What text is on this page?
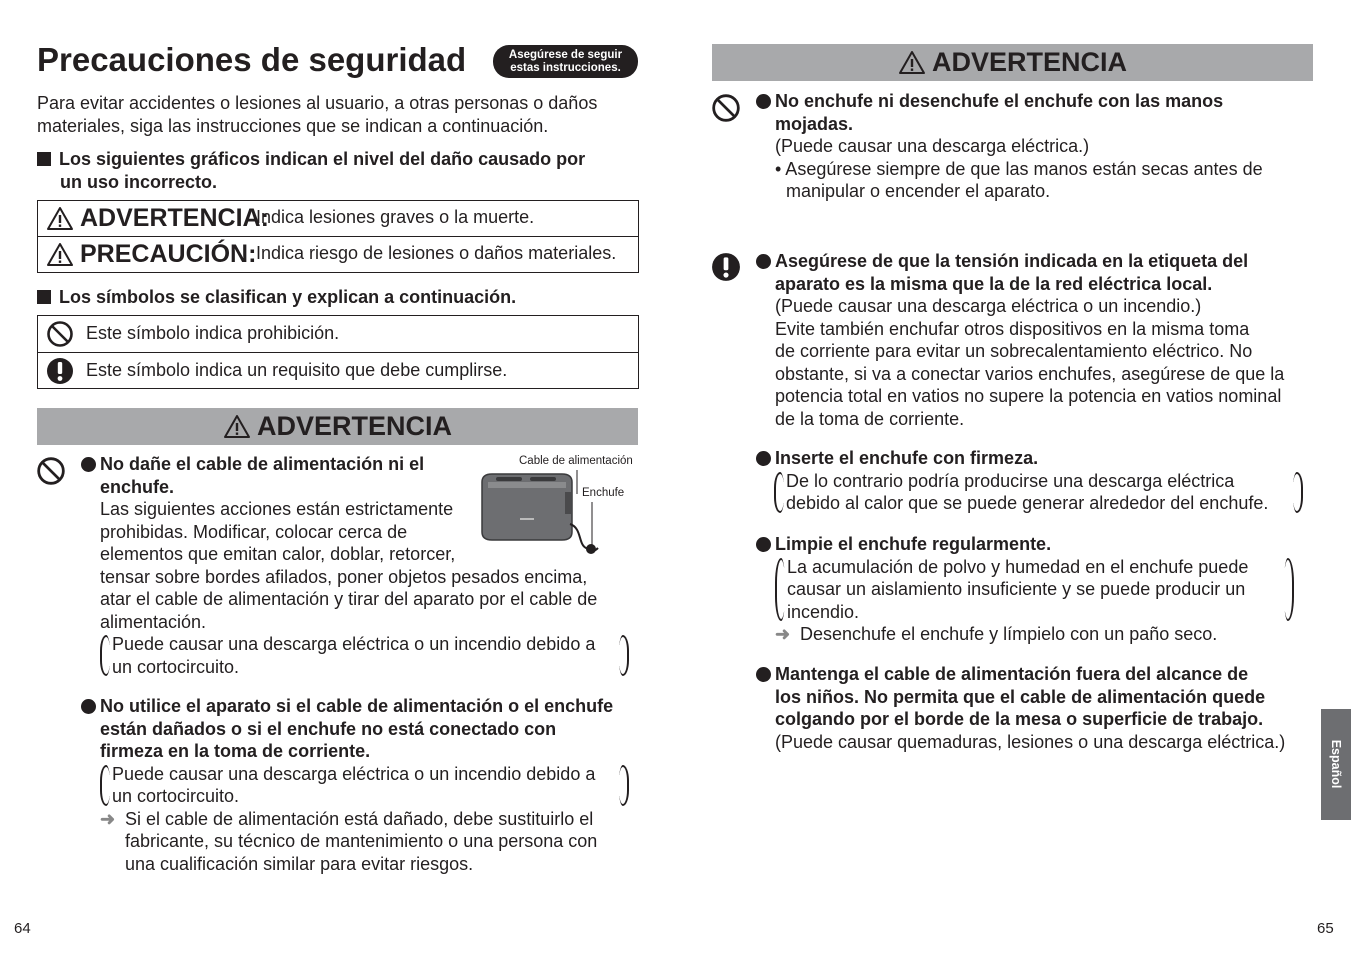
Precauciones de seguridad	Asegúrese de seguir
estas instrucciones.
Para evitar accidentes o lesiones al usuario, a otras personas o daños
materiales, siga las instrucciones que se indican a continuación.
Los siguientes gráficos indican el nivel del daño causado por
un uso incorrecto.
ADVERTENCIA:
Indica lesiones graves o la muerte.
PRECAUCIÓN: Indica riesgo de lesiones o daños materiales.
Los símbolos se clasifican y explican a continuación.
Este símbolo indica prohibición.
Este símbolo indica un requisito que debe cumplirse.
ADVERTENCIA
No dañe el cable de alimentación ni el
enchufe.
Las siguientes acciones están estrictamente
prohibidas. Modificar, colocar cerca de
elementos que emitan calor, doblar, retorcer,
tensar sobre bordes afilados, poner objetos pesados encima,
atar el cable de alimentación y tirar del aparato por el cable de
alimentación.
Puede causar una descarga eléctrica o un incendio debido a
un cortocircuito.
Cable de alimentación
Enchufe
No utilice el aparato si el cable de alimentación o el enchufe
están dañados o si el enchufe no está conectado con
firmeza en la toma de corriente.
Puede causar una descarga eléctrica o un incendio debido a
un cortocircuito.
➜ Si el cable de alimentación está dañado, debe sustituirlo el
fabricante, su técnico de mantenimiento o una persona con
una cualificación similar para evitar riesgos.
64
ADVERTENCIA
No enchufe ni desenchufe el enchufe con las manos
mojadas.
(Puede causar una descarga eléctrica.)
• Asegúrese siempre de que las manos están secas antes de
manipular o encender el aparato.
Asegúrese de que la tensión indicada en la etiqueta del
aparato es la misma que la de la red eléctrica local.
(Puede causar una descarga eléctrica o un incendio.)
Evite también enchufar otros dispositivos en la misma toma
de corriente para evitar un sobrecalentamiento eléctrico. No
obstante, si va a conectar varios enchufes, asegúrese de que la
potencia total en vatios no supere la potencia en vatios nominal
de la toma de corriente.
Inserte el enchufe con firmeza.
De lo contrario podría producirse una descarga eléctrica
debido al calor que se puede generar alrededor del enchufe.
Limpie el enchufe regularmente.
La acumulación de polvo y humedad en el enchufe puede
causar un aislamiento insuficiente y se puede producir un
incendio.
➜ Desenchufe el enchufe y límpielo con un paño seco.
Mantenga el cable de alimentación fuera del alcance de
los niños. No permita que el cable de alimentación quede
colgando por el borde de la mesa o superficie de trabajo.
(Puede causar quemaduras, lesiones o una descarga eléctrica.)	Español
65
====================
Gather each line of the records holding the string "causar".

== Output ==
Puede causar una descarga eléctrica o un incendio debido a
Puede causar una descarga eléctrica o un incendio debido a
(Puede causar una descarga eléctrica.)
(Puede causar una descarga eléctrica o un incendio.)
causar un aislamiento insuficiente y se puede producir un
(Puede causar quemaduras, lesiones o una descarga eléctrica.)	Español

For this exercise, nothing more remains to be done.